──────── Input for this task

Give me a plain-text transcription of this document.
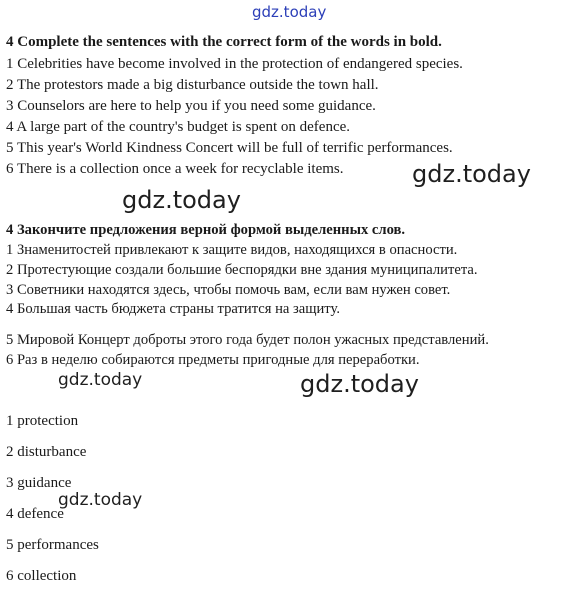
gdz.today
gdz.today
gdz.today
gdz.today	gdz.today
gdz.today
4 Complete the sentences with the correct form of the words in bold.
1 Celebrities have become involved in the protection of endangered species.
2 The protestors made a big disturbance outside the town hall.
3 Counselors are here to help you if you need some guidance.
4 A large part of the country's budget is spent on defence.
5 This year's World Kindness Concert will be full of terrific performances.
6 There is a collection once a week for recyclable items.
4 Закончите предложения верной формой выделенных слов.
1 Знаменитостей привлекают к защите видов, находящихся в опасности.
2 Протестующие создали большие беспорядки вне здания муниципалитета.
3 Советники находятся здесь, чтобы помочь вам, если вам нужен совет.
4 Большая часть бюджета страны тратится на защиту.
5 Мировой Концерт доброты этого года будет полон ужасных представлений.
6 Раз в неделю собираются предметы пригодные для переработки.
1 protection
2 disturbance
3 guidance
4 defence
5 performances
6 collection
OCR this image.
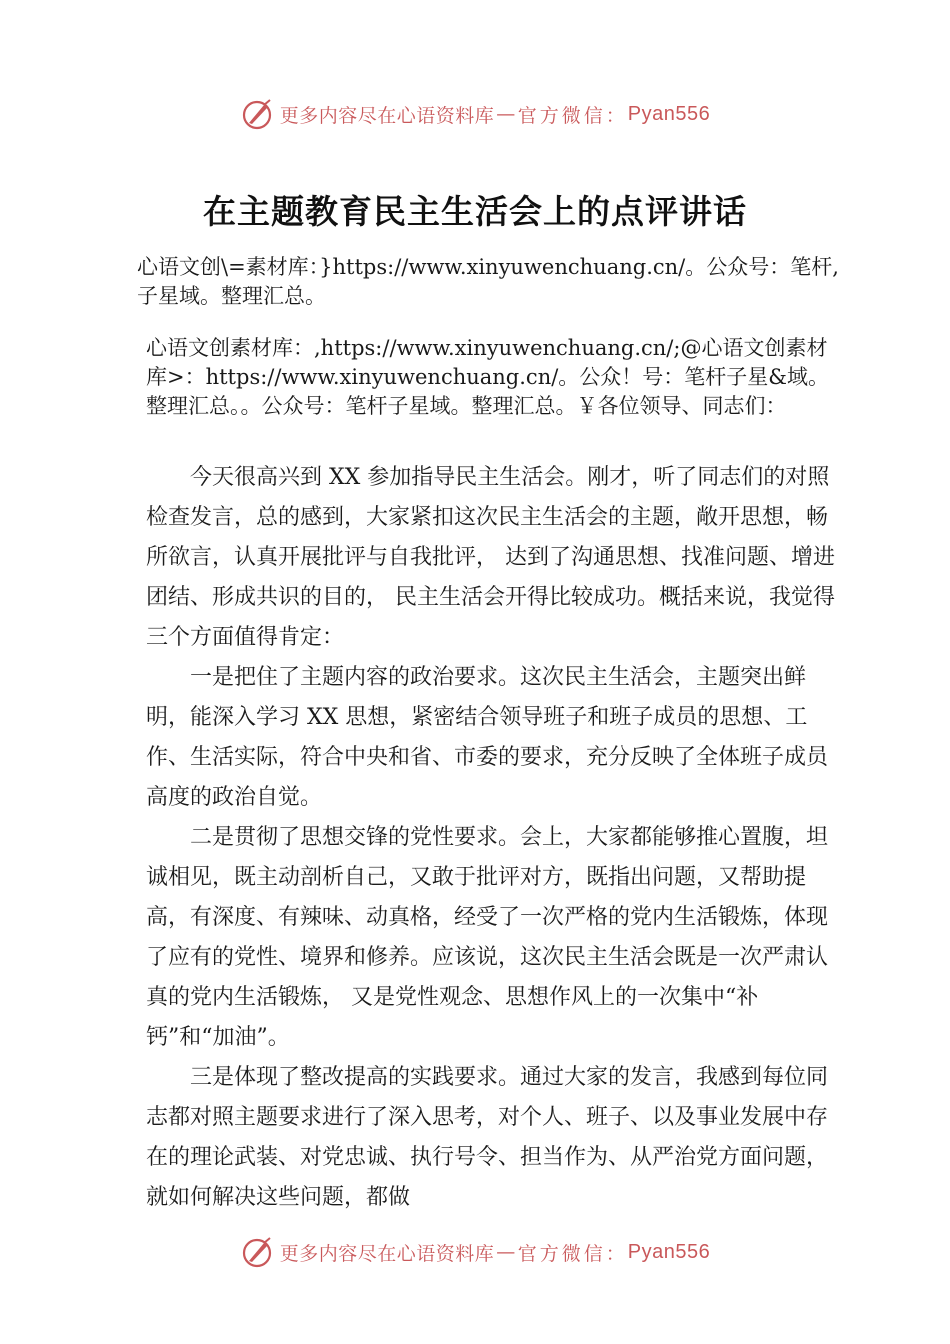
更多内容尽在心语资料库 — 官方微信： Pyan556
在主题教育民主生活会上的点评讲话
心语文创\=素材库：}https://www.xinyuwenchuang.cn/。公众号：笔杆,子星域。整理汇总。
心语文创素材库：,https://www.xinyuwenchuang.cn/;@心语文创素材库>：https://www.xinyuwenchuang.cn/。公众！号：笔杆子星&域。整理汇总。。公众号：笔杆子星域。整理汇总。￥各位领导、同志们：

今天很高兴到 XX 参加指导民主生活会。刚才，听了同志们的对照检查发言，总的感到，大家紧扣这次民主生活会的主题，敞开思想，畅所欲言，认真开展批评与自我批评， 达到了沟通思想、找准问题、增进团结、形成共识的目的， 民主生活会开得比较成功。概括来说，我觉得三个方面值得肯定：

一是把住了主题内容的政治要求。这次民主生活会，主题突出鲜明，能深入学习 XX 思想，紧密结合领导班子和班子成员的思想、工作、生活实际，符合中央和省、市委的要求，充分反映了全体班子成员高度的政治自觉。

二是贯彻了思想交锋的党性要求。会上，大家都能够推心置腹，坦诚相见，既主动剖析自己，又敢于批评对方，既指出问题，又帮助提高，有深度、有辣味、动真格，经受了一次严格的党内生活锻炼，体现了应有的党性、境界和修养。应该说，这次民主生活会既是一次严肃认真的党内生活锻炼， 又是党性观念、思想作风上的一次集中“补钙”和“加油”。

三是体现了整改提高的实践要求。通过大家的发言，我感到每位同志都对照主题要求进行了深入思考，对个人、班子、以及事业发展中存在的理论武装、对党忠诚、执行号令、担当作为、从严治党方面问题，就如何解决这些问题，都做

更多内容尽在心语资料库 — 官方微信： Pyan556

────────────────

[Problem to solve]
Make an exact copy of the records above, with the pictures left out.

[Solution to the problem]
Give me a plain-text transcription of this document.
gdz.today
gdz.today
gdz.today
gdz.today	gdz.today
gdz.today
4 Complete the sentences with the correct form of the words in bold.
1 Celebrities have become involved in the protection of endangered species.
2 The protestors made a big disturbance outside the town hall.
3 Counselors are here to help you if you need some guidance.
4 A large part of the country's budget is spent on defence.
5 This year's World Kindness Concert will be full of terrific performances.
6 There is a collection once a week for recyclable items.
4 Закончите предложения верной формой выделенных слов.
1 Знаменитостей привлекают к защите видов, находящихся в опасности.
2 Протестующие создали большие беспорядки вне здания муниципалитета.
3 Советники находятся здесь, чтобы помочь вам, если вам нужен совет.
4 Большая часть бюджета страны тратится на защиту.
5 Мировой Концерт доброты этого года будет полон ужасных представлений.
6 Раз в неделю собираются предметы пригодные для переработки.
1 protection
2 disturbance
3 guidance
4 defence
5 performances
6 collection
OCR this image.
更多内容尽在心语资料库 — 官方微信： Pyan556
在主题教育民主生活会上的点评讲话
心语文创\=素材库：}https://www.xinyuwenchuang.cn/。公众号：笔杆,子星域。整理汇总。
心语文创素材库：,https://www.xinyuwenchuang.cn/;@心语文创素材库>：https://www.xinyuwenchuang.cn/。公众！号：笔杆子星&域。整理汇总。。公众号：笔杆子星域。整理汇总。￥各位领导、同志们：

今天很高兴到 XX 参加指导民主生活会。刚才，听了同志们的对照检查发言，总的感到，大家紧扣这次民主生活会的主题，敞开思想，畅所欲言，认真开展批评与自我批评， 达到了沟通思想、找准问题、增进团结、形成共识的目的， 民主生活会开得比较成功。概括来说，我觉得三个方面值得肯定：

一是把住了主题内容的政治要求。这次民主生活会，主题突出鲜明，能深入学习 XX 思想，紧密结合领导班子和班子成员的思想、工作、生活实际，符合中央和省、市委的要求，充分反映了全体班子成员高度的政治自觉。

二是贯彻了思想交锋的党性要求。会上，大家都能够推心置腹，坦诚相见，既主动剖析自己，又敢于批评对方，既指出问题，又帮助提高，有深度、有辣味、动真格，经受了一次严格的党内生活锻炼，体现了应有的党性、境界和修养。应该说，这次民主生活会既是一次严肃认真的党内生活锻炼， 又是党性观念、思想作风上的一次集中“补钙”和“加油”。

三是体现了整改提高的实践要求。通过大家的发言，我感到每位同志都对照主题要求进行了深入思考，对个人、班子、以及事业发展中存在的理论武装、对党忠诚、执行号令、担当作为、从严治党方面问题，就如何解决这些问题，都做

更多内容尽在心语资料库 — 官方微信： Pyan556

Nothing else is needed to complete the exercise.